Every line of the listing must be reproduced as it stands. Leave the images behind.

RECORDS FOR THIS EXERCISE:
* * * * * * *
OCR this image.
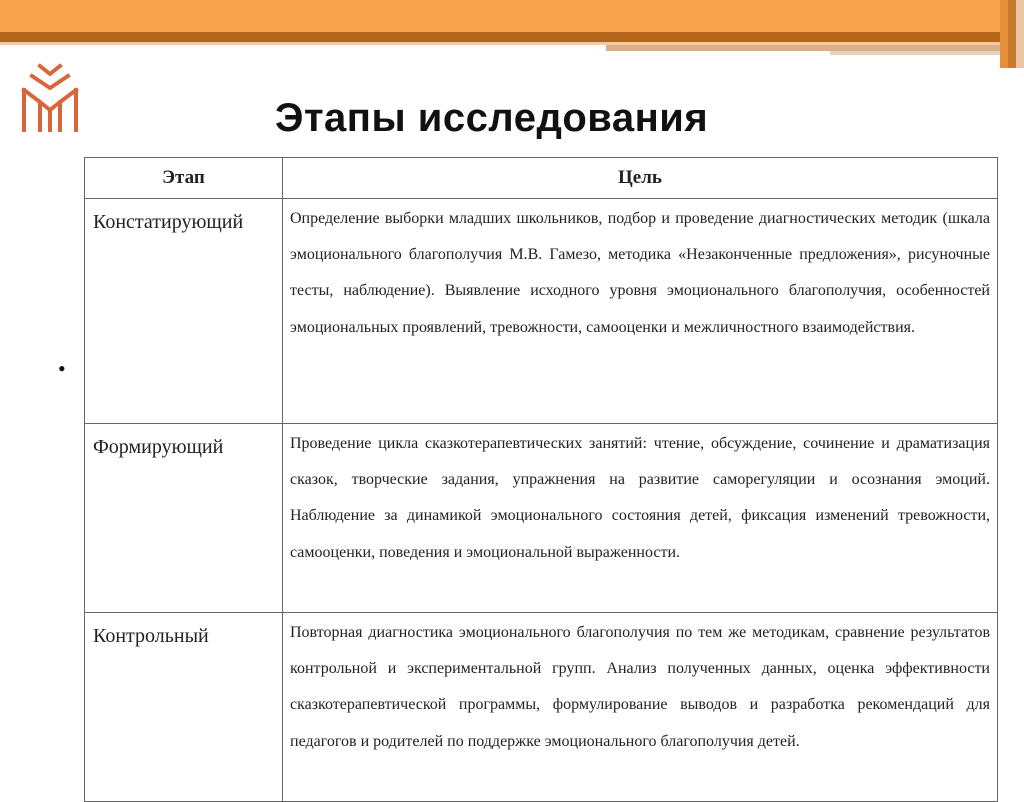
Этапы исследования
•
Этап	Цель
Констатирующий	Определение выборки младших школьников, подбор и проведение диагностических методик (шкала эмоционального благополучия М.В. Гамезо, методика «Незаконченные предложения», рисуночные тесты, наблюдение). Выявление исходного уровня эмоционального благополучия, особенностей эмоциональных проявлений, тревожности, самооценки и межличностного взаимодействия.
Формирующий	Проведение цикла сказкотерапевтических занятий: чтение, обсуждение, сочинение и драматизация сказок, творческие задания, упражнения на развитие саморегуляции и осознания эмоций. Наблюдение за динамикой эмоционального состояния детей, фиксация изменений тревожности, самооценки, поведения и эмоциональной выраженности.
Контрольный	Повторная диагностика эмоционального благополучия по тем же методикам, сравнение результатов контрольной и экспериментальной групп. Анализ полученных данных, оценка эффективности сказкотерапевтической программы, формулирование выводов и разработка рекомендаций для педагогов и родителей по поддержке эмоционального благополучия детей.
* * * * * * *
RESPONSE BELOW:
OCR this image.
Этапы исследования
•
Этап	Цель
Констатирующий	Определение выборки младших школьников, подбор и проведение диагностических методик (шкала эмоционального благополучия М.В. Гамезо, методика «Незаконченные предложения», рисуночные тесты, наблюдение). Выявление исходного уровня эмоционального благополучия, особенностей эмоциональных проявлений, тревожности, самооценки и межличностного взаимодействия.
Формирующий	Проведение цикла сказкотерапевтических занятий: чтение, обсуждение, сочинение и драматизация сказок, творческие задания, упражнения на развитие саморегуляции и осознания эмоций. Наблюдение за динамикой эмоционального состояния детей, фиксация изменений тревожности, самооценки, поведения и эмоциональной выраженности.
Контрольный	Повторная диагностика эмоционального благополучия по тем же методикам, сравнение результатов контрольной и экспериментальной групп. Анализ полученных данных, оценка эффективности сказкотерапевтической программы, формулирование выводов и разработка рекомендаций для педагогов и родителей по поддержке эмоционального благополучия детей.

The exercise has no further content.